Output the material beneath exactly, leaving nothing out.

Dataset records:
◇ ◇ ◇

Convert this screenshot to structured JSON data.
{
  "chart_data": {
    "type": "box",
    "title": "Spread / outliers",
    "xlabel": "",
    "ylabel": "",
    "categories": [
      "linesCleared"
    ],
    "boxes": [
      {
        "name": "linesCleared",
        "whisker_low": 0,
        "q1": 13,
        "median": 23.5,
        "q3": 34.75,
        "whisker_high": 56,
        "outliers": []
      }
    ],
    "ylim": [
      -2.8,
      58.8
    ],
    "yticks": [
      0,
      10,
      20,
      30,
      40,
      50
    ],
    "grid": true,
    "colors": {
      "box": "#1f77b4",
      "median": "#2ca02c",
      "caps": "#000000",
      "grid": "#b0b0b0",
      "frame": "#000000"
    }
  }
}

◇ ◇ ◇

Complete answer:
Convert this screenshot to structured JSON data.
{
  "chart_data": {
    "type": "box",
    "title": "Spread / outliers",
    "xlabel": "",
    "ylabel": "",
    "categories": [
      "linesCleared"
    ],
    "boxes": [
      {
        "name": "linesCleared",
        "whisker_low": 0,
        "q1": 13,
        "median": 23.5,
        "q3": 34.75,
        "whisker_high": 56,
        "outliers": []
      }
    ],
    "ylim": [
      -2.8,
      58.8
    ],
    "yticks": [
      0,
      10,
      20,
      30,
      40,
      50
    ],
    "grid": true,
    "colors": {
      "box": "#1f77b4",
      "median": "#2ca02c",
      "caps": "#000000",
      "grid": "#b0b0b0",
      "frame": "#000000"
    }
  }
}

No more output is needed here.